◆ **Problem requirements**:
Pick out the lines below that contain the string "view" and copy them all.

◆ **The records**:
* * *
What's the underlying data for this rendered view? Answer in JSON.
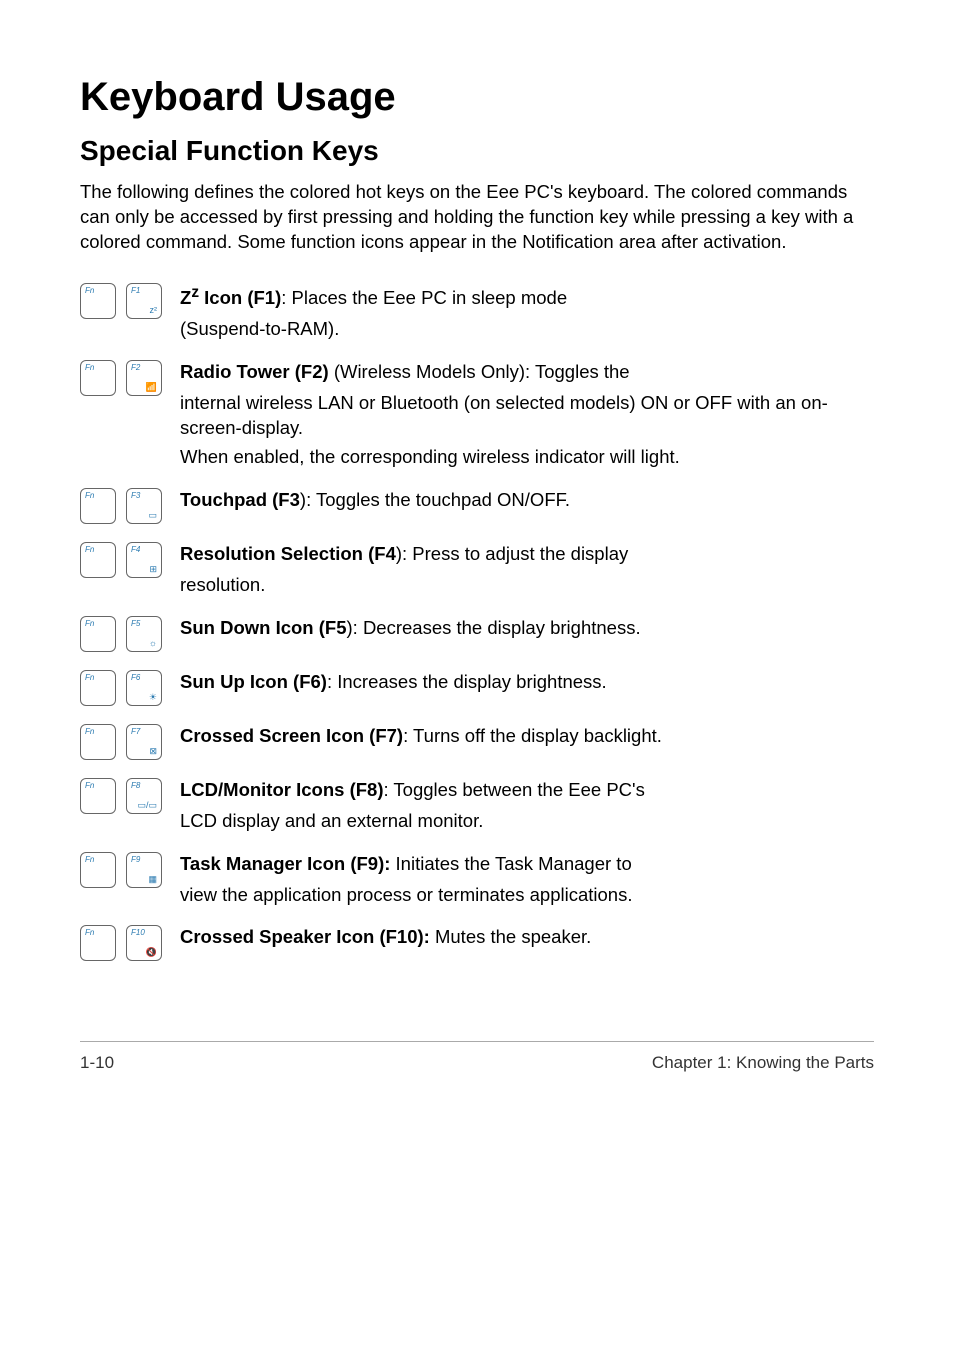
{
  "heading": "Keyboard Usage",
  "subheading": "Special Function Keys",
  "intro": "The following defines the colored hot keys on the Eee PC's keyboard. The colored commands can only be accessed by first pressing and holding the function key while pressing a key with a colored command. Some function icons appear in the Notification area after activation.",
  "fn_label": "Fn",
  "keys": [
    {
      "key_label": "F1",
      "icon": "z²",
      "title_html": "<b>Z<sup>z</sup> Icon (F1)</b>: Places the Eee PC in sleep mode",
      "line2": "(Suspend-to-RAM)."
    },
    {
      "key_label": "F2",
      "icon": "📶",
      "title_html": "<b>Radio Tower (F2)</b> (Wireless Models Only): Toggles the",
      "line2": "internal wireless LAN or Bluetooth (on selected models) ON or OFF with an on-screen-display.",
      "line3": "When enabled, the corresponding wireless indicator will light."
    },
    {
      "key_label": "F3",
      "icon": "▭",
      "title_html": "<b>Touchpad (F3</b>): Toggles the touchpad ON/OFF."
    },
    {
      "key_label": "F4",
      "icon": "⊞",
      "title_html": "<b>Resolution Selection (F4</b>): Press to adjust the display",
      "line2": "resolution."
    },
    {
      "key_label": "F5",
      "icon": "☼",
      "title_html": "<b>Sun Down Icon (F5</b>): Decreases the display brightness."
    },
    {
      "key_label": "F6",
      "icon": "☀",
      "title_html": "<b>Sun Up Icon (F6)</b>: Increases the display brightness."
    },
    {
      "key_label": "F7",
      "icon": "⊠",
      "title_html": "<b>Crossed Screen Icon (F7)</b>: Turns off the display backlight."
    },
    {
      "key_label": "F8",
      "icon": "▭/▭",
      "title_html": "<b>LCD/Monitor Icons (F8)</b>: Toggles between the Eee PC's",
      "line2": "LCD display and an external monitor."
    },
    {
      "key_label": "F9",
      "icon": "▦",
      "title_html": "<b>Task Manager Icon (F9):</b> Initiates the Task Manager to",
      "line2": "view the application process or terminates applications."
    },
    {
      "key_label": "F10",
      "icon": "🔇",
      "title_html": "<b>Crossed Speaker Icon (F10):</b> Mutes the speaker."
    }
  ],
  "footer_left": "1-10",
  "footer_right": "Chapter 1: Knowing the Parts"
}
* * *
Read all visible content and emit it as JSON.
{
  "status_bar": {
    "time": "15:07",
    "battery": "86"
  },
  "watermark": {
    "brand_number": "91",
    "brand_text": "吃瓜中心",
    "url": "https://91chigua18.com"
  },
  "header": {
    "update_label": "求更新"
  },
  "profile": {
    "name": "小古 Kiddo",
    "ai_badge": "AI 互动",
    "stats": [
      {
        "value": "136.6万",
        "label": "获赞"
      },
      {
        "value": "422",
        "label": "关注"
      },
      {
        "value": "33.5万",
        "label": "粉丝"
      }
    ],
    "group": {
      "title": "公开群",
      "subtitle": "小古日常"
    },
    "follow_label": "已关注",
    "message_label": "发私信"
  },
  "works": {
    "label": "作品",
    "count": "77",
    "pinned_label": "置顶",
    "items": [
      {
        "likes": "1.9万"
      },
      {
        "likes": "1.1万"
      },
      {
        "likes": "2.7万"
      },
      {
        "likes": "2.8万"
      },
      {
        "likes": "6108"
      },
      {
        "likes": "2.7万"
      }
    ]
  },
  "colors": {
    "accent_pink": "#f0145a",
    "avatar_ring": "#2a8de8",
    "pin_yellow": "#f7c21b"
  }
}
* * *
◆ **Solution**:
What's the underlying data for this rendered view? Answer in JSON.
      "line2": "view the application process or terminates applications."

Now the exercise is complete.